**Brief:**
All of the records below need to be copied exactly.

**Records provided:**
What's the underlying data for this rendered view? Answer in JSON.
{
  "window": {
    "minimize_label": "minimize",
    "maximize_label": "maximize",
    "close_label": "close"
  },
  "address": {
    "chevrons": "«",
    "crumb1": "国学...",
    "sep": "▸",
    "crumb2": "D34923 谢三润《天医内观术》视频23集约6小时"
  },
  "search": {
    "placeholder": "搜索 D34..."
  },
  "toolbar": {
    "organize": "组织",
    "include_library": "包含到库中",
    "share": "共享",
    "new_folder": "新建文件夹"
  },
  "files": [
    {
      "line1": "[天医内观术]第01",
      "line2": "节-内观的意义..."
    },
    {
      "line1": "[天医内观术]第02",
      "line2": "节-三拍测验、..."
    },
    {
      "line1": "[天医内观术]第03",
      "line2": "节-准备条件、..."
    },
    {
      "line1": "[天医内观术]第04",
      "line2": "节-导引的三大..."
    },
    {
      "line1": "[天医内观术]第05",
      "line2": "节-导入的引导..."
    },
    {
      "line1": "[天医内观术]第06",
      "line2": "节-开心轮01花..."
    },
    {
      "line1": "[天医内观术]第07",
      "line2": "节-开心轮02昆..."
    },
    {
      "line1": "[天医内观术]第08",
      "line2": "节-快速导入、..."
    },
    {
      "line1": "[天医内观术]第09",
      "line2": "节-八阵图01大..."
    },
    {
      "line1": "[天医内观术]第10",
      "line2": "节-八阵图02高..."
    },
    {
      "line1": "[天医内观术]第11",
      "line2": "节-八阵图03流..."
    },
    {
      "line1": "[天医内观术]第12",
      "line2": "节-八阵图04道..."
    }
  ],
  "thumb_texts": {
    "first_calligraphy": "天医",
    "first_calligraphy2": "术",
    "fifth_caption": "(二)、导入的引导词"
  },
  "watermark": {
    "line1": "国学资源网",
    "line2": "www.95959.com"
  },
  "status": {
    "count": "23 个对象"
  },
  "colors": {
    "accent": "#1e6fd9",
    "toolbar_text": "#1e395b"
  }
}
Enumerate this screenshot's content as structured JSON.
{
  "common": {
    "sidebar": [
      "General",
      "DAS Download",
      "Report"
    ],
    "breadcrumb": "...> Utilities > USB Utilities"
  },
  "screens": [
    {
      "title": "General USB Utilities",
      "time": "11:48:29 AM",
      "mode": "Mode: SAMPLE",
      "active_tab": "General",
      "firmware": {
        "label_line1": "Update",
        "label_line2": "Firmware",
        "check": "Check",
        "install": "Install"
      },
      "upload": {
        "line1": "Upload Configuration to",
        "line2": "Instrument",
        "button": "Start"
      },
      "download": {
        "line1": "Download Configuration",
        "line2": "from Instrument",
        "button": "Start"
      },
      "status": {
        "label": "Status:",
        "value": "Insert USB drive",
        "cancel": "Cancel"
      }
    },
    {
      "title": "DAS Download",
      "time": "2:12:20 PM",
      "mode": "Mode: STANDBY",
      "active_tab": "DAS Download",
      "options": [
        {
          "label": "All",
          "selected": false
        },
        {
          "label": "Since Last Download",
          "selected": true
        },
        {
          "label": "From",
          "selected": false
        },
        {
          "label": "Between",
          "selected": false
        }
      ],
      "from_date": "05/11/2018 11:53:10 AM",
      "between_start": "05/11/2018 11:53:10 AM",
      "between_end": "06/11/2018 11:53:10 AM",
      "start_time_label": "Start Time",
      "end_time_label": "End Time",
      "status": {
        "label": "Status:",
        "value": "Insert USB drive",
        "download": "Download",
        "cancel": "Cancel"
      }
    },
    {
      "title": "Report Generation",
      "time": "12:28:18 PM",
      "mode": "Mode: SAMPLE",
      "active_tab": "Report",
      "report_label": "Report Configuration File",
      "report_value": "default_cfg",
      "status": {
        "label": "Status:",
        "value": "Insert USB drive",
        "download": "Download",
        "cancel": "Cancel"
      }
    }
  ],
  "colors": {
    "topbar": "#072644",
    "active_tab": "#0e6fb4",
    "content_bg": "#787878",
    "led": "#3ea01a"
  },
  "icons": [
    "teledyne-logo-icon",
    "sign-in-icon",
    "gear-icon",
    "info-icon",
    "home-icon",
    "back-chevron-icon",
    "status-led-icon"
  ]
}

**Response below:**
What's the underlying data for this rendered view? Answer in JSON.
{
  "window": {
    "minimize_label": "minimize",
    "maximize_label": "maximize",
    "close_label": "close"
  },
  "address": {
    "chevrons": "«",
    "crumb1": "国学...",
    "sep": "▸",
    "crumb2": "D34923 谢三润《天医内观术》视频23集约6小时"
  },
  "search": {
    "placeholder": "搜索 D34..."
  },
  "toolbar": {
    "organize": "组织",
    "include_library": "包含到库中",
    "share": "共享",
    "new_folder": "新建文件夹"
  },
  "files": [
    {
      "line1": "[天医内观术]第01",
      "line2": "节-内观的意义..."
    },
    {
      "line1": "[天医内观术]第02",
      "line2": "节-三拍测验、..."
    },
    {
      "line1": "[天医内观术]第03",
      "line2": "节-准备条件、..."
    },
    {
      "line1": "[天医内观术]第04",
      "line2": "节-导引的三大..."
    },
    {
      "line1": "[天医内观术]第05",
      "line2": "节-导入的引导..."
    },
    {
      "line1": "[天医内观术]第06",
      "line2": "节-开心轮01花..."
    },
    {
      "line1": "[天医内观术]第07",
      "line2": "节-开心轮02昆..."
    },
    {
      "line1": "[天医内观术]第08",
      "line2": "节-快速导入、..."
    },
    {
      "line1": "[天医内观术]第09",
      "line2": "节-八阵图01大..."
    },
    {
      "line1": "[天医内观术]第10",
      "line2": "节-八阵图02高..."
    },
    {
      "line1": "[天医内观术]第11",
      "line2": "节-八阵图03流..."
    },
    {
      "line1": "[天医内观术]第12",
      "line2": "节-八阵图04道..."
    }
  ],
  "thumb_texts": {
    "first_calligraphy": "天医",
    "first_calligraphy2": "术",
    "fifth_caption": "(二)、导入的引导词"
  },
  "watermark": {
    "line1": "国学资源网",
    "line2": "www.95959.com"
  },
  "status": {
    "count": "23 个对象"
  },
  "colors": {
    "accent": "#1e6fd9",
    "toolbar_text": "#1e395b"
  }
}
Enumerate this screenshot's content as structured JSON.
{
  "common": {
    "sidebar": [
      "General",
      "DAS Download",
      "Report"
    ],
    "breadcrumb": "...> Utilities > USB Utilities"
  },
  "screens": [
    {
      "title": "General USB Utilities",
      "time": "11:48:29 AM",
      "mode": "Mode: SAMPLE",
      "active_tab": "General",
      "firmware": {
        "label_line1": "Update",
        "label_line2": "Firmware",
        "check": "Check",
        "install": "Install"
      },
      "upload": {
        "line1": "Upload Configuration to",
        "line2": "Instrument",
        "button": "Start"
      },
      "download": {
        "line1": "Download Configuration",
        "line2": "from Instrument",
        "button": "Start"
      },
      "status": {
        "label": "Status:",
        "value": "Insert USB drive",
        "cancel": "Cancel"
      }
    },
    {
      "title": "DAS Download",
      "time": "2:12:20 PM",
      "mode": "Mode: STANDBY",
      "active_tab": "DAS Download",
      "options": [
        {
          "label": "All",
          "selected": false
        },
        {
          "label": "Since Last Download",
          "selected": true
        },
        {
          "label": "From",
          "selected": false
        },
        {
          "label": "Between",
          "selected": false
        }
      ],
      "from_date": "05/11/2018 11:53:10 AM",
      "between_start": "05/11/2018 11:53:10 AM",
      "between_end": "06/11/2018 11:53:10 AM",
      "start_time_label": "Start Time",
      "end_time_label": "End Time",
      "status": {
        "label": "Status:",
        "value": "Insert USB drive",
        "download": "Download",
        "cancel": "Cancel"
      }
    },
    {
      "title": "Report Generation",
      "time": "12:28:18 PM",
      "mode": "Mode: SAMPLE",
      "active_tab": "Report",
      "report_label": "Report Configuration File",
      "report_value": "default_cfg",
      "status": {
        "label": "Status:",
        "value": "Insert USB drive",
        "download": "Download",
        "cancel": "Cancel"
      }
    }
  ],
  "colors": {
    "topbar": "#072644",
    "active_tab": "#0e6fb4",
    "content_bg": "#787878",
    "led": "#3ea01a"
  },
  "icons": [
    "teledyne-logo-icon",
    "sign-in-icon",
    "gear-icon",
    "info-icon",
    "home-icon",
    "back-chevron-icon",
    "status-led-icon"
  ]
}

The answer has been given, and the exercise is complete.